Images are excluded; otherwise, output every record exactly.

+++ INPUT FOR THIS TASK

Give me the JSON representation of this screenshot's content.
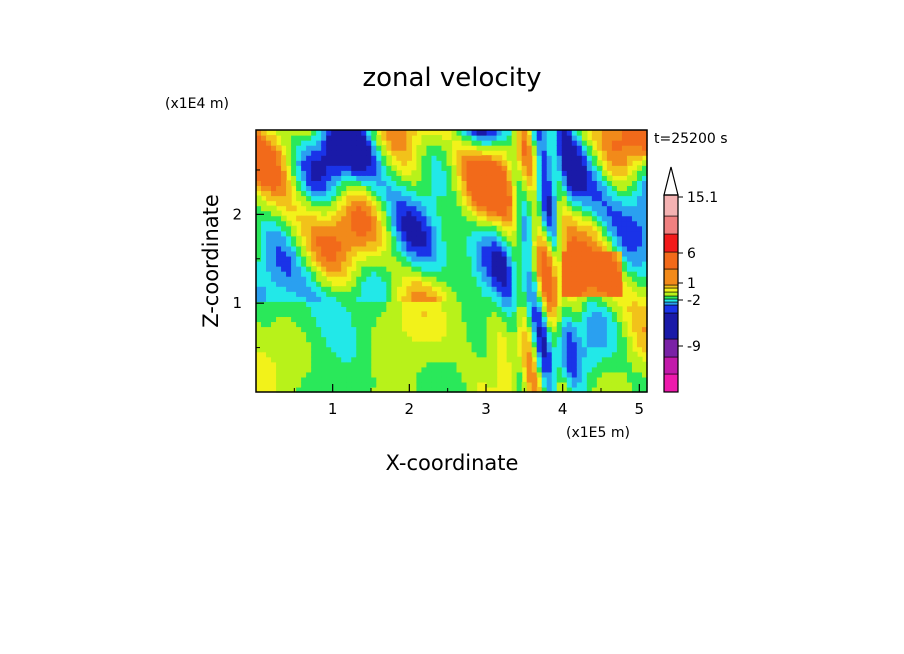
{
  "chart_data": {
    "type": "heatmap",
    "title": "zonal velocity",
    "xlabel": "X-coordinate",
    "ylabel": "Z-coordinate",
    "x_unit": "(x1E5 m)",
    "y_unit": "(x1E4 m)",
    "time_label": "t=25200 s",
    "xlim": [
      0,
      5.1
    ],
    "ylim": [
      0,
      2.95
    ],
    "x_ticks": [
      1,
      2,
      3,
      4,
      5
    ],
    "y_ticks": [
      1,
      2
    ],
    "colorbar": {
      "labeled_levels": [
        "15.1",
        "6",
        "1",
        "-2",
        "-9"
      ],
      "level_values": [
        15.1,
        6,
        1,
        -2,
        -9
      ],
      "extend": "max",
      "colors": [
        "#ee1aac",
        "#c21aaa",
        "#7a22a6",
        "#1a1aa8",
        "#1a33e8",
        "#2aa0f0",
        "#22e8e8",
        "#2ae85a",
        "#b8f21a",
        "#f2f21a",
        "#f2c21a",
        "#f28a1a",
        "#f26a1a",
        "#f21a1a",
        "#f08080",
        "#f4b2b2"
      ],
      "extension_color": "#ffffff"
    }
  }
}
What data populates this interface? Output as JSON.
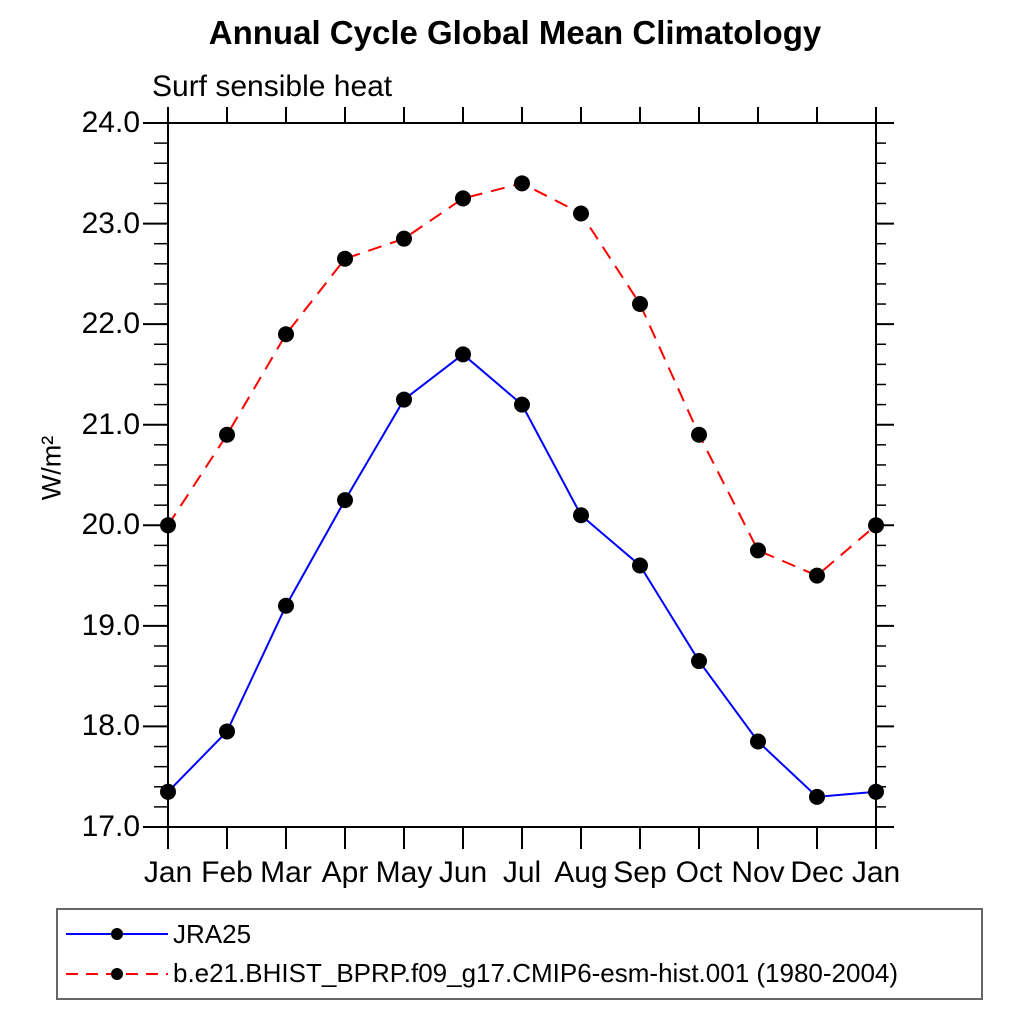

++++++

EXERCISE OUTPUT:
Give me the JSON representation of this screenshot's content.
{
  "chart_data": {
    "type": "heatmap",
    "title": "zonal velocity",
    "xlabel": "X-coordinate",
    "ylabel": "Z-coordinate",
    "x_unit": "(x1E5 m)",
    "y_unit": "(x1E4 m)",
    "time_label": "t=25200 s",
    "xlim": [
      0,
      5.1
    ],
    "ylim": [
      0,
      2.95
    ],
    "x_ticks": [
      1,
      2,
      3,
      4,
      5
    ],
    "y_ticks": [
      1,
      2
    ],
    "colorbar": {
      "labeled_levels": [
        "15.1",
        "6",
        "1",
        "-2",
        "-9"
      ],
      "level_values": [
        15.1,
        6,
        1,
        -2,
        -9
      ],
      "extend": "max",
      "colors": [
        "#ee1aac",
        "#c21aaa",
        "#7a22a6",
        "#1a1aa8",
        "#1a33e8",
        "#2aa0f0",
        "#22e8e8",
        "#2ae85a",
        "#b8f21a",
        "#f2f21a",
        "#f2c21a",
        "#f28a1a",
        "#f26a1a",
        "#f21a1a",
        "#f08080",
        "#f4b2b2"
      ],
      "extension_color": "#ffffff"
    }
  }
}
What data populates this interface? Output as JSON.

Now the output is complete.